Return each line of the records holding the string "обробляйте".

**** Provided data

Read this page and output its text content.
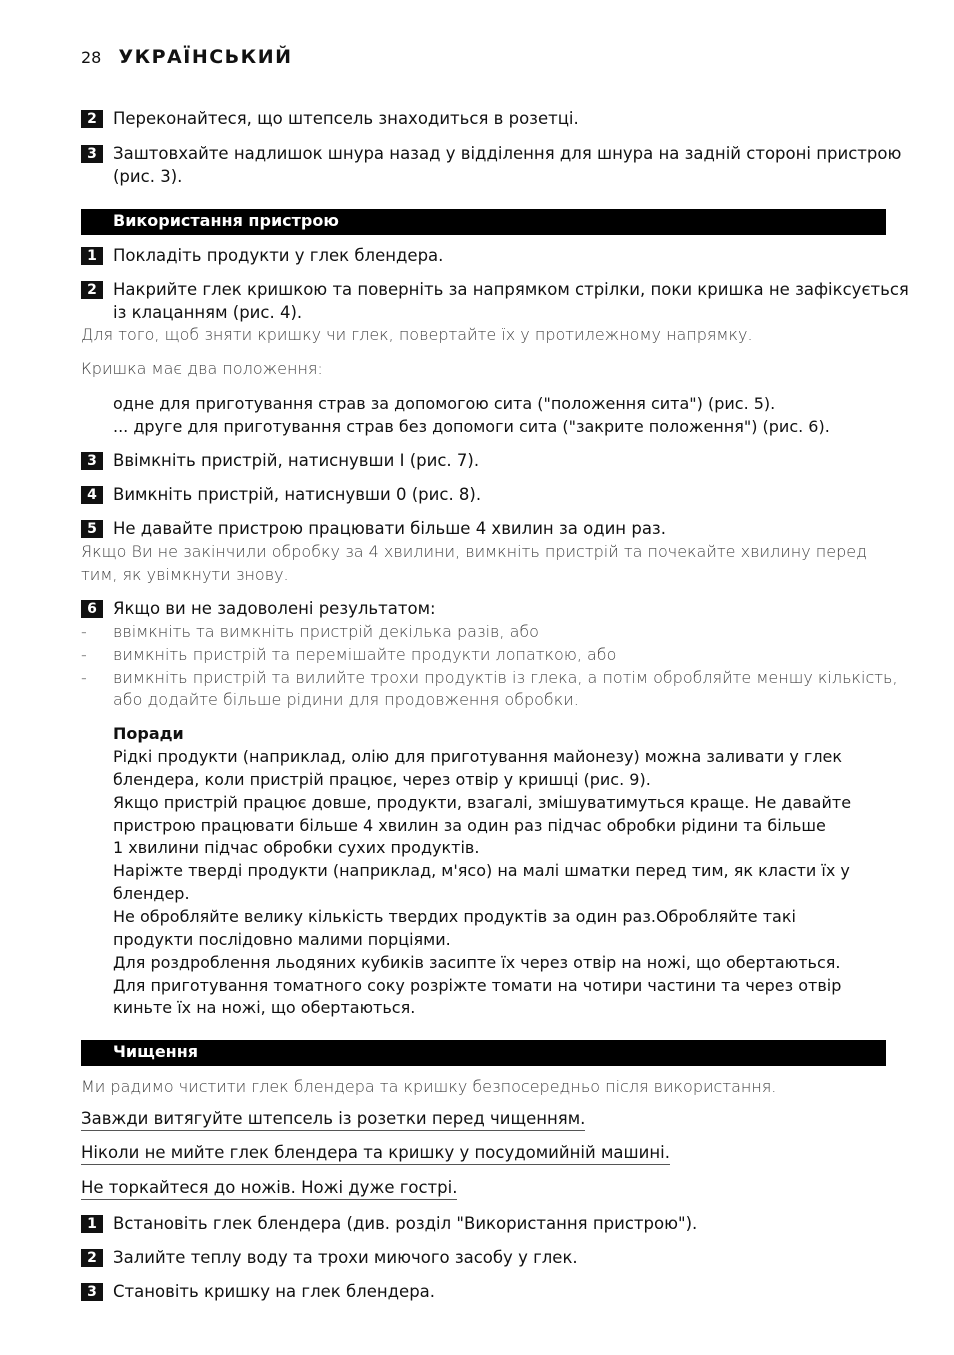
28 УКРАЇНСЬКИЙ
2 Переконайтеся, що штепсель знаходиться в розетці.
3 Заштовхайте надлишок шнура назад у відділення для шнура на задній стороні пристрою
(рис. 3).
Використання пристрою
1 Покладіть продукти у глек блендера.
2 Накрийте глек кришкою та поверніть за напрямком стрілки, поки кришка не зафіксується
із клацанням (рис. 4).
Для того, щоб зняти кришку чи глек, повертайте їх у протилежному напрямку.
Кришка має два положення:
одне для приготування страв за допомогою сита ("положення сита") (рис. 5).
... друге для приготування страв без допомоги сита ("закрите положення") (рис. 6).
3 Ввімкніть пристрій, натиснувши I (рис. 7).
4 Вимкніть пристрій, натиснувши 0 (рис. 8).
5 Не давайте пристрою працювати більше 4 хвилин за один раз.
Якщо Ви не закінчили обробку за 4 хвилини, вимкніть пристрій та почекайте хвилину перед
тим, як увімкнути знову.
6 Якщо ви не задоволені результатом:
- ввімкніть та вимкніть пристрій декілька разів, або
- вимкніть пристрій та перемішайте продукти лопаткою, або
- вимкніть пристрій та вилийте трохи продуктів із глека, а потім обробляйте меншу кількість,
або додайте більше рідини для продовження обробки.
Поради
Рідкі продукти (наприклад, олію для приготування майонезу) можна заливати у глек
блендера, коли пристрій працює, через отвір у кришці (рис. 9).
Якщо пристрій працює довше, продукти, взагалі, змішуватимуться краще. Не давайте
пристрою працювати більше 4 хвилин за один раз підчас обробки рідини та більше
1 хвилини підчас обробки сухих продуктів.
Наріжте тверді продукти (наприклад, м'ясо) на малі шматки перед тим, як класти їх у
блендер.
Не обробляйте велику кількість твердих продуктів за один раз.Обробляйте такі
продукти послідовно малими порціями.
Для роздроблення льодяних кубиків засипте їх через отвір на ножі, що обертаються.
Для приготування томатного соку розріжте томати на чотири частини та через отвір
киньте їх на ножі, що обертаються.
Чищення
Ми радимо чистити глек блендера та кришку безпосередньо після використання.
Завжди витягуйте штепсель із розетки перед чищенням.
Ніколи не мийте глек блендера та кришку у посудомийній машині.
Не торкайтеся до ножів. Ножі дуже гострі.
1 Встановіть глек блендера (див. розділ "Використання пристрою").
2 Залийте теплу воду та трохи миючого засобу у глек.
3 Становіть кришку на глек блендера.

********

## Full response
- вимкніть пристрій та вилийте трохи продуктів із глека, а потім обробляйте меншу кількість,
Не обробляйте велику кількість твердих продуктів за один раз.Обробляйте такі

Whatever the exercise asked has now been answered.